- [EXERCISE INSTRUCTIONS]:
Quote every line below exactly as it reads.

- [Source data]:

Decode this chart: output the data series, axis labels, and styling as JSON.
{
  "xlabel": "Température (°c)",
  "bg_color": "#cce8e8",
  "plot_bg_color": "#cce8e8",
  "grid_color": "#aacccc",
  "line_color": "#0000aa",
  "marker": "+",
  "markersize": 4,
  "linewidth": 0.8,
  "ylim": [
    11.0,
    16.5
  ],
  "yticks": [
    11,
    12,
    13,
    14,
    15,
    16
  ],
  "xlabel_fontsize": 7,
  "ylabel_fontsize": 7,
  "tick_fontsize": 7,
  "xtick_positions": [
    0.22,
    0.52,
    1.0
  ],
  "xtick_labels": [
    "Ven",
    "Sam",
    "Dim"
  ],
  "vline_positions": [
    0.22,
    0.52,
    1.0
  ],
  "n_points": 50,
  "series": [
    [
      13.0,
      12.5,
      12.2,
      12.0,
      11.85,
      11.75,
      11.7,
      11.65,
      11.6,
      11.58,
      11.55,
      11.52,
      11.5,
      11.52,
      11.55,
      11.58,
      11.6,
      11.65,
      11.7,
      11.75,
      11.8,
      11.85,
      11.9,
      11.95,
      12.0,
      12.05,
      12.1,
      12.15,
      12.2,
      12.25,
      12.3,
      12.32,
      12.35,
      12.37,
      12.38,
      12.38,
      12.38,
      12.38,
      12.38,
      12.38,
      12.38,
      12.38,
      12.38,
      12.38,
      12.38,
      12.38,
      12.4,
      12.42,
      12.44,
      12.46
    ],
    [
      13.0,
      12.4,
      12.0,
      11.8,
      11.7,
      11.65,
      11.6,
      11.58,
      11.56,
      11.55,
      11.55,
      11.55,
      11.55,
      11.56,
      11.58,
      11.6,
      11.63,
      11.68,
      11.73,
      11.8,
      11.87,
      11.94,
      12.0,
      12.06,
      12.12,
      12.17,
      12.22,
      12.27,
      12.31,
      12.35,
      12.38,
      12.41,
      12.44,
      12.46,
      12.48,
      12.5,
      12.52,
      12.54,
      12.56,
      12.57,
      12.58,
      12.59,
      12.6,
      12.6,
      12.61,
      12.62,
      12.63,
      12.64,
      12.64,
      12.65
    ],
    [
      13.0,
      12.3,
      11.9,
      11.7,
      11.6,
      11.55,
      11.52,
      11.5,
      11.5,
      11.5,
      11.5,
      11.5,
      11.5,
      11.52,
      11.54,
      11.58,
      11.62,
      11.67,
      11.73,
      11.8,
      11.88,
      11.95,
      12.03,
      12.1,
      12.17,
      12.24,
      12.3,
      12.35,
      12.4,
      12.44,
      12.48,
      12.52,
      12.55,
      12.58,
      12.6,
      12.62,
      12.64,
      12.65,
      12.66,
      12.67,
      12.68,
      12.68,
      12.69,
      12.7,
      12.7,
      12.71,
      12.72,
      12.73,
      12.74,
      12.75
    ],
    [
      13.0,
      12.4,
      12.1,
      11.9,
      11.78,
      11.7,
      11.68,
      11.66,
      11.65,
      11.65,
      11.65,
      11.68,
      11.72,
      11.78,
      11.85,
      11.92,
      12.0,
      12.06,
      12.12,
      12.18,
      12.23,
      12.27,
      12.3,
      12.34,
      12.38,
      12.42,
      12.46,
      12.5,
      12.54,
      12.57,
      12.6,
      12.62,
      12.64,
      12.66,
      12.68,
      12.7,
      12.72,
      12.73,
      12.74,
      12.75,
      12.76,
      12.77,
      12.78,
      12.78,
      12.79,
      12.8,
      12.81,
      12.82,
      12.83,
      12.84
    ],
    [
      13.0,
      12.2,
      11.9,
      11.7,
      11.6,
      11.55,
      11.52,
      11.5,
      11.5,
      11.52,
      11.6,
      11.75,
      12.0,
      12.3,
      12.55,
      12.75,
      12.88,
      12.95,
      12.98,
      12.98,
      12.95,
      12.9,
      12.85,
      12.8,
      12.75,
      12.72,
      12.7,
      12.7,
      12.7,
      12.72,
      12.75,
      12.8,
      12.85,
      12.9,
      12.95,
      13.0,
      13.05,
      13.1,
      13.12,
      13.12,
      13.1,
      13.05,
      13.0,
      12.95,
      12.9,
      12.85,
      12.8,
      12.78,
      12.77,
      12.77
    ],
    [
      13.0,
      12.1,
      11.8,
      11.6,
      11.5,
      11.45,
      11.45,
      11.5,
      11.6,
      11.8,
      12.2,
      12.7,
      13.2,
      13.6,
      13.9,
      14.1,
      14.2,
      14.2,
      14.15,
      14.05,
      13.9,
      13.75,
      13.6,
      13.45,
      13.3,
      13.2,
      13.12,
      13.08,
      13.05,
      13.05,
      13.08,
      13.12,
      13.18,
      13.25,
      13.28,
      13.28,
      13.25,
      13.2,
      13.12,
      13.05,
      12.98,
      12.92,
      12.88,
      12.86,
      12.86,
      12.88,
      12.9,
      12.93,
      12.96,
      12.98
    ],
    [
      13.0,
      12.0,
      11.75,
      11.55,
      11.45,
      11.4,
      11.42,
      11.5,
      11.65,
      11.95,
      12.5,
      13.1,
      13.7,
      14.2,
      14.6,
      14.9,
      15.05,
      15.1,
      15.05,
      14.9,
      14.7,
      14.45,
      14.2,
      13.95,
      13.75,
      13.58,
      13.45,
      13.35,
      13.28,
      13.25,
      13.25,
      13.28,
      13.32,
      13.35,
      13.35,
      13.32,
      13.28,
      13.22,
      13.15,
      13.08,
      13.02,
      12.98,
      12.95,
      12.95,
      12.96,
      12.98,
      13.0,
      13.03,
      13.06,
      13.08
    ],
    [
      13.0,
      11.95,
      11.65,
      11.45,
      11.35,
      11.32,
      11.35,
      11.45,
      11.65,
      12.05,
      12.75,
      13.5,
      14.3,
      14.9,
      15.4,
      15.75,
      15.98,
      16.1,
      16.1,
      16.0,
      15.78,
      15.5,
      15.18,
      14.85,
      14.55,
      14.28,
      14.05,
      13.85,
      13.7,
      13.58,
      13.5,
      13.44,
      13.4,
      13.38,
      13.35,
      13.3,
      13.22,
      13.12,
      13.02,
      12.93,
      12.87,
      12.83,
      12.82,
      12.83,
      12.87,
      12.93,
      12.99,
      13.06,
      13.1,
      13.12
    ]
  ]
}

- [COMPLETED TASK]:
Decode this chart: output the data series, axis labels, and styling as JSON.
{
  "xlabel": "Température (°c)",
  "bg_color": "#cce8e8",
  "plot_bg_color": "#cce8e8",
  "grid_color": "#aacccc",
  "line_color": "#0000aa",
  "marker": "+",
  "markersize": 4,
  "linewidth": 0.8,
  "ylim": [
    11.0,
    16.5
  ],
  "yticks": [
    11,
    12,
    13,
    14,
    15,
    16
  ],
  "xlabel_fontsize": 7,
  "ylabel_fontsize": 7,
  "tick_fontsize": 7,
  "xtick_positions": [
    0.22,
    0.52,
    1.0
  ],
  "xtick_labels": [
    "Ven",
    "Sam",
    "Dim"
  ],
  "vline_positions": [
    0.22,
    0.52,
    1.0
  ],
  "n_points": 50,
  "series": [
    [
      13.0,
      12.5,
      12.2,
      12.0,
      11.85,
      11.75,
      11.7,
      11.65,
      11.6,
      11.58,
      11.55,
      11.52,
      11.5,
      11.52,
      11.55,
      11.58,
      11.6,
      11.65,
      11.7,
      11.75,
      11.8,
      11.85,
      11.9,
      11.95,
      12.0,
      12.05,
      12.1,
      12.15,
      12.2,
      12.25,
      12.3,
      12.32,
      12.35,
      12.37,
      12.38,
      12.38,
      12.38,
      12.38,
      12.38,
      12.38,
      12.38,
      12.38,
      12.38,
      12.38,
      12.38,
      12.38,
      12.4,
      12.42,
      12.44,
      12.46
    ],
    [
      13.0,
      12.4,
      12.0,
      11.8,
      11.7,
      11.65,
      11.6,
      11.58,
      11.56,
      11.55,
      11.55,
      11.55,
      11.55,
      11.56,
      11.58,
      11.6,
      11.63,
      11.68,
      11.73,
      11.8,
      11.87,
      11.94,
      12.0,
      12.06,
      12.12,
      12.17,
      12.22,
      12.27,
      12.31,
      12.35,
      12.38,
      12.41,
      12.44,
      12.46,
      12.48,
      12.5,
      12.52,
      12.54,
      12.56,
      12.57,
      12.58,
      12.59,
      12.6,
      12.6,
      12.61,
      12.62,
      12.63,
      12.64,
      12.64,
      12.65
    ],
    [
      13.0,
      12.3,
      11.9,
      11.7,
      11.6,
      11.55,
      11.52,
      11.5,
      11.5,
      11.5,
      11.5,
      11.5,
      11.5,
      11.52,
      11.54,
      11.58,
      11.62,
      11.67,
      11.73,
      11.8,
      11.88,
      11.95,
      12.03,
      12.1,
      12.17,
      12.24,
      12.3,
      12.35,
      12.4,
      12.44,
      12.48,
      12.52,
      12.55,
      12.58,
      12.6,
      12.62,
      12.64,
      12.65,
      12.66,
      12.67,
      12.68,
      12.68,
      12.69,
      12.7,
      12.7,
      12.71,
      12.72,
      12.73,
      12.74,
      12.75
    ],
    [
      13.0,
      12.4,
      12.1,
      11.9,
      11.78,
      11.7,
      11.68,
      11.66,
      11.65,
      11.65,
      11.65,
      11.68,
      11.72,
      11.78,
      11.85,
      11.92,
      12.0,
      12.06,
      12.12,
      12.18,
      12.23,
      12.27,
      12.3,
      12.34,
      12.38,
      12.42,
      12.46,
      12.5,
      12.54,
      12.57,
      12.6,
      12.62,
      12.64,
      12.66,
      12.68,
      12.7,
      12.72,
      12.73,
      12.74,
      12.75,
      12.76,
      12.77,
      12.78,
      12.78,
      12.79,
      12.8,
      12.81,
      12.82,
      12.83,
      12.84
    ],
    [
      13.0,
      12.2,
      11.9,
      11.7,
      11.6,
      11.55,
      11.52,
      11.5,
      11.5,
      11.52,
      11.6,
      11.75,
      12.0,
      12.3,
      12.55,
      12.75,
      12.88,
      12.95,
      12.98,
      12.98,
      12.95,
      12.9,
      12.85,
      12.8,
      12.75,
      12.72,
      12.7,
      12.7,
      12.7,
      12.72,
      12.75,
      12.8,
      12.85,
      12.9,
      12.95,
      13.0,
      13.05,
      13.1,
      13.12,
      13.12,
      13.1,
      13.05,
      13.0,
      12.95,
      12.9,
      12.85,
      12.8,
      12.78,
      12.77,
      12.77
    ],
    [
      13.0,
      12.1,
      11.8,
      11.6,
      11.5,
      11.45,
      11.45,
      11.5,
      11.6,
      11.8,
      12.2,
      12.7,
      13.2,
      13.6,
      13.9,
      14.1,
      14.2,
      14.2,
      14.15,
      14.05,
      13.9,
      13.75,
      13.6,
      13.45,
      13.3,
      13.2,
      13.12,
      13.08,
      13.05,
      13.05,
      13.08,
      13.12,
      13.18,
      13.25,
      13.28,
      13.28,
      13.25,
      13.2,
      13.12,
      13.05,
      12.98,
      12.92,
      12.88,
      12.86,
      12.86,
      12.88,
      12.9,
      12.93,
      12.96,
      12.98
    ],
    [
      13.0,
      12.0,
      11.75,
      11.55,
      11.45,
      11.4,
      11.42,
      11.5,
      11.65,
      11.95,
      12.5,
      13.1,
      13.7,
      14.2,
      14.6,
      14.9,
      15.05,
      15.1,
      15.05,
      14.9,
      14.7,
      14.45,
      14.2,
      13.95,
      13.75,
      13.58,
      13.45,
      13.35,
      13.28,
      13.25,
      13.25,
      13.28,
      13.32,
      13.35,
      13.35,
      13.32,
      13.28,
      13.22,
      13.15,
      13.08,
      13.02,
      12.98,
      12.95,
      12.95,
      12.96,
      12.98,
      13.0,
      13.03,
      13.06,
      13.08
    ],
    [
      13.0,
      11.95,
      11.65,
      11.45,
      11.35,
      11.32,
      11.35,
      11.45,
      11.65,
      12.05,
      12.75,
      13.5,
      14.3,
      14.9,
      15.4,
      15.75,
      15.98,
      16.1,
      16.1,
      16.0,
      15.78,
      15.5,
      15.18,
      14.85,
      14.55,
      14.28,
      14.05,
      13.85,
      13.7,
      13.58,
      13.5,
      13.44,
      13.4,
      13.38,
      13.35,
      13.3,
      13.22,
      13.12,
      13.02,
      12.93,
      12.87,
      12.83,
      12.82,
      12.83,
      12.87,
      12.93,
      12.99,
      13.06,
      13.1,
      13.12
    ]
  ]
}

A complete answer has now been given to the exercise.